> Exercise data:

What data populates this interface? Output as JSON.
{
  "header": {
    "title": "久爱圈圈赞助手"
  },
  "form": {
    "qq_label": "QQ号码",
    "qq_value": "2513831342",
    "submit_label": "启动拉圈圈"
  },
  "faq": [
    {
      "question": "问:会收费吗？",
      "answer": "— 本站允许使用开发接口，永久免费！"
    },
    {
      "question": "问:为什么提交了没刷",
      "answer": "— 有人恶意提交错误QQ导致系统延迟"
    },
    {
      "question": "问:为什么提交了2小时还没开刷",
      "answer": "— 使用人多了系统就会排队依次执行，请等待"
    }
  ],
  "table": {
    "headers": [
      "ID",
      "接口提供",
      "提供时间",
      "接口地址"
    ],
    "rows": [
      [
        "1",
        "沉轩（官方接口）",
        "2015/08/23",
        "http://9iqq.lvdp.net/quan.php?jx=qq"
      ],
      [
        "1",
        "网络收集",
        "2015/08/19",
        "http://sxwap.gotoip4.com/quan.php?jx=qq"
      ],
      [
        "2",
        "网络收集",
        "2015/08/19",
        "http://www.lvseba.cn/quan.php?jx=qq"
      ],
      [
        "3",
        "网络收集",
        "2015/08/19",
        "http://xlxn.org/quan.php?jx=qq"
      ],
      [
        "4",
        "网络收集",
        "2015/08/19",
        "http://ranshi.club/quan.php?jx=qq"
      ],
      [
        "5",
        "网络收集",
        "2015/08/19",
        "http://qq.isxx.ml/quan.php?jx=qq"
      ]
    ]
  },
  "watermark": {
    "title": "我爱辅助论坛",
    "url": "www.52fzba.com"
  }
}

> What is being asked: Restate every entry word for word.

> Exercise output:
What data populates this interface? Output as JSON.
{
  "header": {
    "title": "久爱圈圈赞助手"
  },
  "form": {
    "qq_label": "QQ号码",
    "qq_value": "2513831342",
    "submit_label": "启动拉圈圈"
  },
  "faq": [
    {
      "question": "问:会收费吗？",
      "answer": "— 本站允许使用开发接口，永久免费！"
    },
    {
      "question": "问:为什么提交了没刷",
      "answer": "— 有人恶意提交错误QQ导致系统延迟"
    },
    {
      "question": "问:为什么提交了2小时还没开刷",
      "answer": "— 使用人多了系统就会排队依次执行，请等待"
    }
  ],
  "table": {
    "headers": [
      "ID",
      "接口提供",
      "提供时间",
      "接口地址"
    ],
    "rows": [
      [
        "1",
        "沉轩（官方接口）",
        "2015/08/23",
        "http://9iqq.lvdp.net/quan.php?jx=qq"
      ],
      [
        "1",
        "网络收集",
        "2015/08/19",
        "http://sxwap.gotoip4.com/quan.php?jx=qq"
      ],
      [
        "2",
        "网络收集",
        "2015/08/19",
        "http://www.lvseba.cn/quan.php?jx=qq"
      ],
      [
        "3",
        "网络收集",
        "2015/08/19",
        "http://xlxn.org/quan.php?jx=qq"
      ],
      [
        "4",
        "网络收集",
        "2015/08/19",
        "http://ranshi.club/quan.php?jx=qq"
      ],
      [
        "5",
        "网络收集",
        "2015/08/19",
        "http://qq.isxx.ml/quan.php?jx=qq"
      ]
    ]
  },
  "watermark": {
    "title": "我爱辅助论坛",
    "url": "www.52fzba.com"
  }
}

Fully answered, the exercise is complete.